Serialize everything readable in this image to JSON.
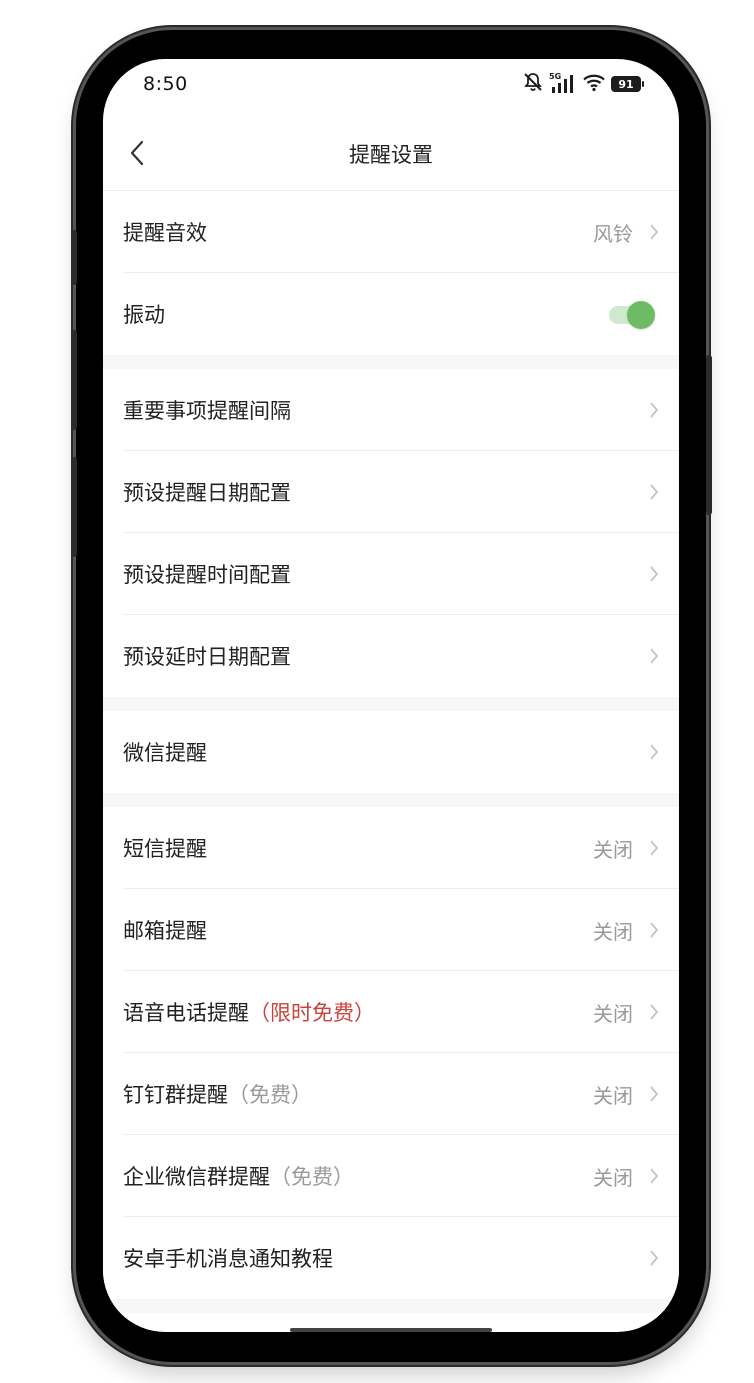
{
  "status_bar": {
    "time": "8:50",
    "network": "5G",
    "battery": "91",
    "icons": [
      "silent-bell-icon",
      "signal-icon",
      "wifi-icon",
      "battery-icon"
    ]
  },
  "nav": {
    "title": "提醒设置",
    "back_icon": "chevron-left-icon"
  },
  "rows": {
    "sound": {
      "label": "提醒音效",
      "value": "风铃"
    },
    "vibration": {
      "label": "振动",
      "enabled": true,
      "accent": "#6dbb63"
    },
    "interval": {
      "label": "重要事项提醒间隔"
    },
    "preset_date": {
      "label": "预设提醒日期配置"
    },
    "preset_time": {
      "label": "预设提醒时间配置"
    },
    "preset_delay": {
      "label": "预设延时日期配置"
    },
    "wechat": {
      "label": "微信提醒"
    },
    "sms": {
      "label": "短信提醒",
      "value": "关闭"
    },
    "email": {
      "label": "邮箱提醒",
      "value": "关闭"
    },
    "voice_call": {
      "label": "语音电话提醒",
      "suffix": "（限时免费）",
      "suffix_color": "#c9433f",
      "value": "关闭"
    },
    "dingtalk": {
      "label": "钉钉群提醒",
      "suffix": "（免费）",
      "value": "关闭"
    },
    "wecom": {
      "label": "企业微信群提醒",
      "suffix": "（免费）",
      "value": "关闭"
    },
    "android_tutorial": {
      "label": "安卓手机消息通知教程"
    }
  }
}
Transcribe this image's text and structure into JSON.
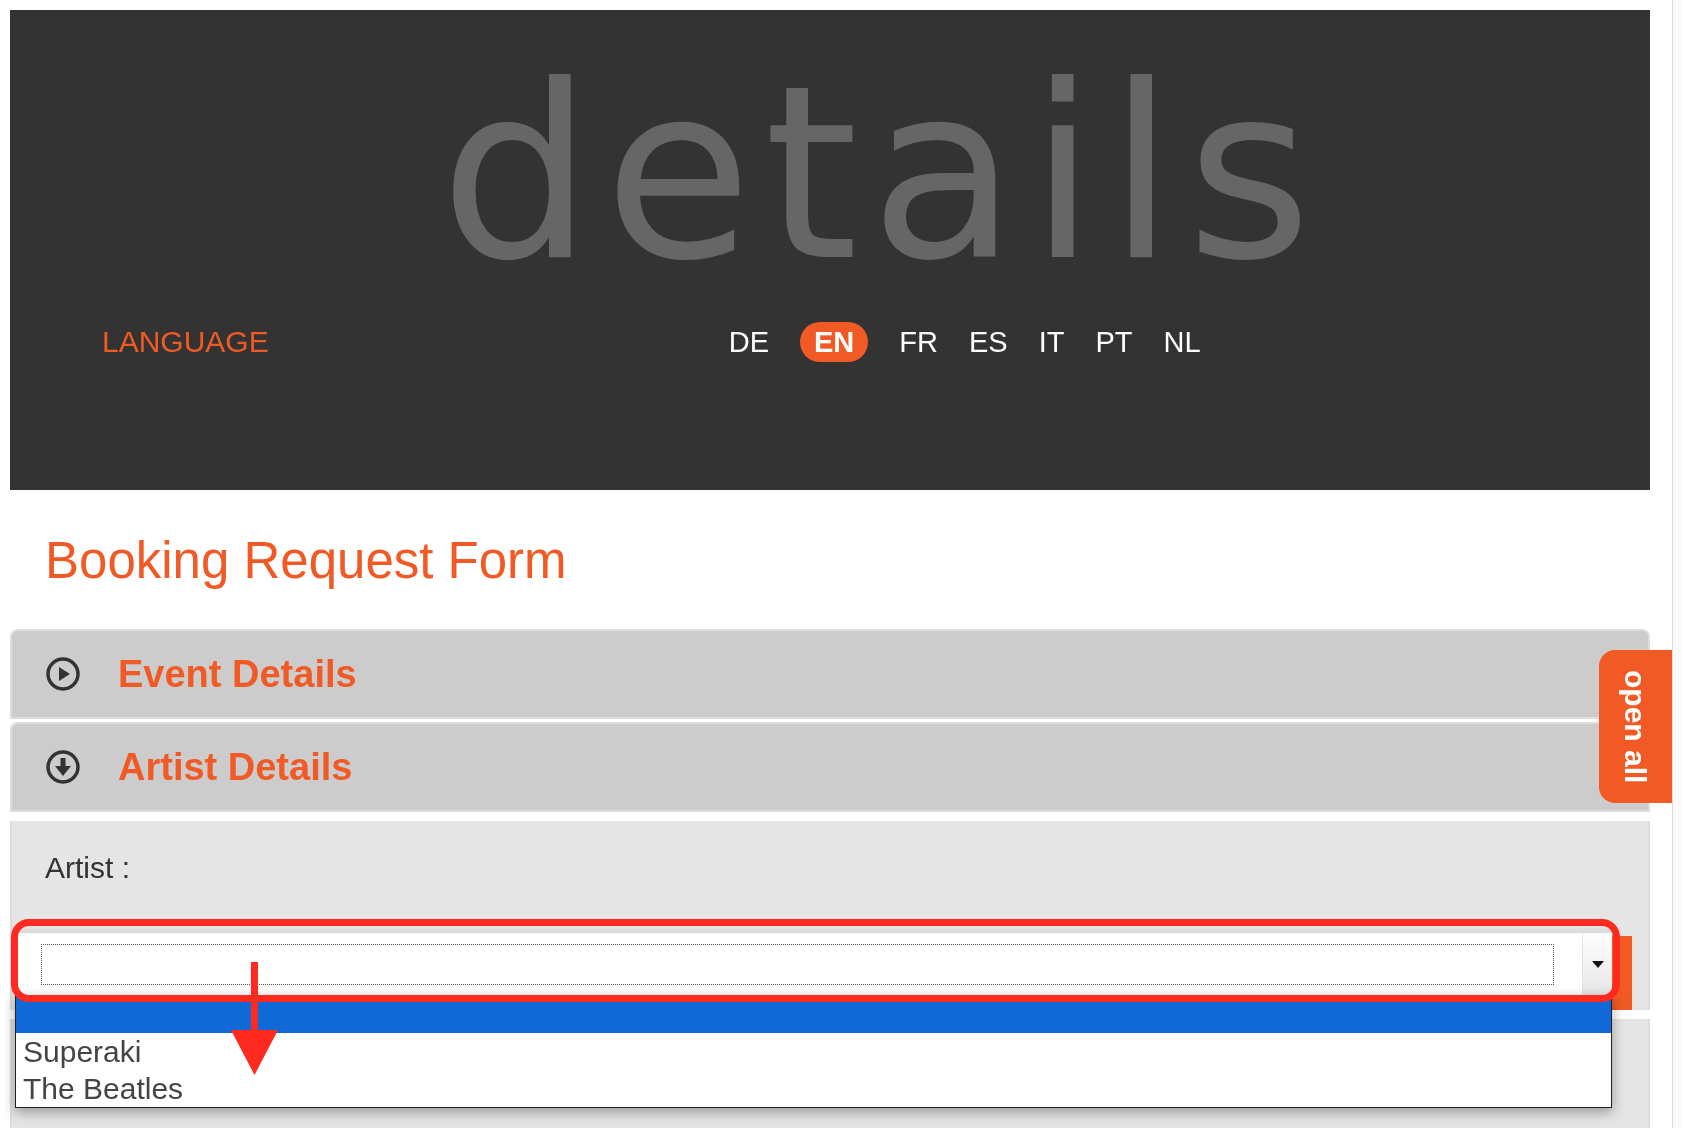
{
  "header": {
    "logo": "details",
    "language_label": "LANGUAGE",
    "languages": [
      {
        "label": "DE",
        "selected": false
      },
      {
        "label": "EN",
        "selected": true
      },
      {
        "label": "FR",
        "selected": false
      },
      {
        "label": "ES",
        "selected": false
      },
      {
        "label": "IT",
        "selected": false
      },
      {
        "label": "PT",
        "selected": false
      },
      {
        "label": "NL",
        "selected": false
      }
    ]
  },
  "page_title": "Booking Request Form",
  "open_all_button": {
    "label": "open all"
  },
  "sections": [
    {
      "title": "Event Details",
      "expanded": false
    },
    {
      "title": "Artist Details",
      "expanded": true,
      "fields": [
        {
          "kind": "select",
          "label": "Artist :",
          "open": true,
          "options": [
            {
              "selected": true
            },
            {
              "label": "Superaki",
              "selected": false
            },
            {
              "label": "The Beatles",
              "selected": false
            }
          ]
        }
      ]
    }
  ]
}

::::::::::

§ **Task requirements**: Pick out the lines that have the word "image". Copy them all.

§ **Solution for this exercise**:
Serialize everything readable in this image to JSON.
Transcribe this image's text and structure into JSON.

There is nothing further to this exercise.